Entries supplied:
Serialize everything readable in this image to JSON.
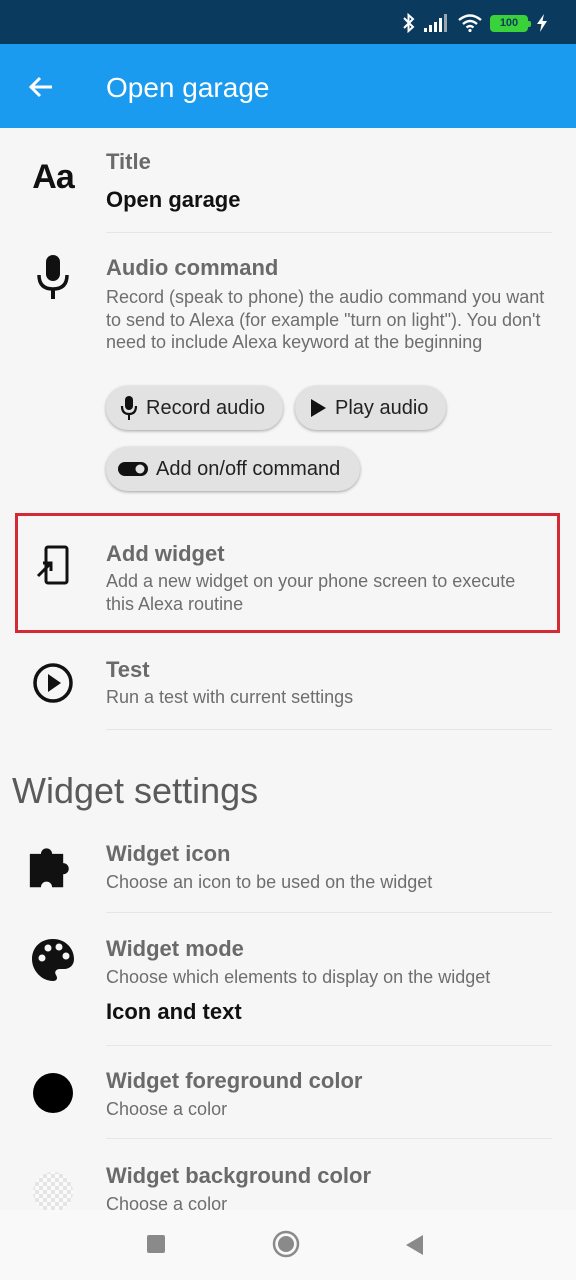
{
  "status_bar": {
    "battery_level": "100"
  },
  "app_bar": {
    "title": "Open garage"
  },
  "title_row": {
    "label": "Title",
    "value": "Open garage"
  },
  "audio_row": {
    "label": "Audio command",
    "description": "Record (speak to phone) the audio command you want to send to Alexa (for example \"turn on light\"). You don't need to include Alexa keyword at the beginning",
    "record_button": "Record audio",
    "play_button": "Play audio",
    "onoff_button": "Add on/off command"
  },
  "widget_row": {
    "label": "Add widget",
    "description": "Add a new widget on your phone screen to execute this Alexa routine"
  },
  "test_row": {
    "label": "Test",
    "description": "Run a test with current settings"
  },
  "widget_settings": {
    "header": "Widget settings",
    "icon": {
      "label": "Widget icon",
      "description": "Choose an icon to be used on the widget"
    },
    "mode": {
      "label": "Widget mode",
      "description": "Choose which elements to display on the widget",
      "value": "Icon and text"
    },
    "foreground": {
      "label": "Widget foreground color",
      "description": "Choose a color",
      "swatch_color": "#000000"
    },
    "background": {
      "label": "Widget background color",
      "description": "Choose a color"
    }
  },
  "colors": {
    "status_bar": "#0a3a5e",
    "app_bar": "#1a9bf0",
    "highlight": "#d32a35",
    "battery": "#3ad23a"
  }
}
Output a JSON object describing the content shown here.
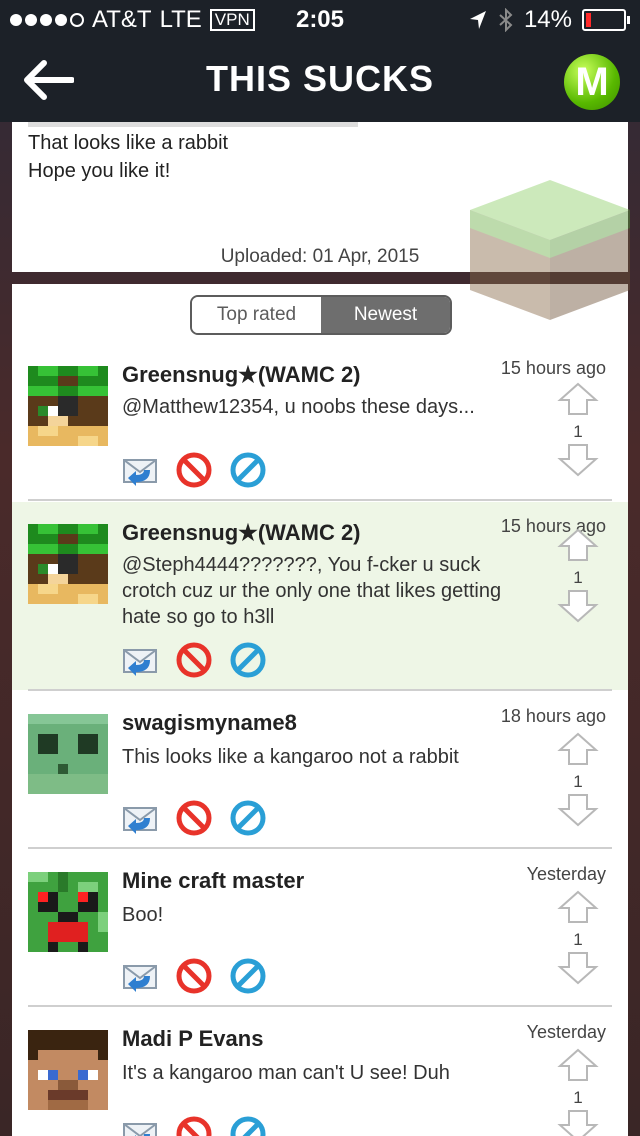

Task requirements: Without the pictures, write out every entry precisely as it appears.

Answer to this task:
Serialize everything readable in this image to JSON.
{
  "status_bar": {
    "battery_level": "100"
  },
  "app_bar": {
    "title": "Open garage"
  },
  "title_row": {
    "label": "Title",
    "value": "Open garage"
  },
  "audio_row": {
    "label": "Audio command",
    "description": "Record (speak to phone) the audio command you want to send to Alexa (for example \"turn on light\"). You don't need to include Alexa keyword at the beginning",
    "record_button": "Record audio",
    "play_button": "Play audio",
    "onoff_button": "Add on/off command"
  },
  "widget_row": {
    "label": "Add widget",
    "description": "Add a new widget on your phone screen to execute this Alexa routine"
  },
  "test_row": {
    "label": "Test",
    "description": "Run a test with current settings"
  },
  "widget_settings": {
    "header": "Widget settings",
    "icon": {
      "label": "Widget icon",
      "description": "Choose an icon to be used on the widget"
    },
    "mode": {
      "label": "Widget mode",
      "description": "Choose which elements to display on the widget",
      "value": "Icon and text"
    },
    "foreground": {
      "label": "Widget foreground color",
      "description": "Choose a color",
      "swatch_color": "#000000"
    },
    "background": {
      "label": "Widget background color",
      "description": "Choose a color"
    }
  },
  "colors": {
    "status_bar": "#0a3a5e",
    "app_bar": "#1a9bf0",
    "highlight": "#d32a35",
    "battery": "#3ad23a"
  }
}
Output a JSON object describing the content shown here.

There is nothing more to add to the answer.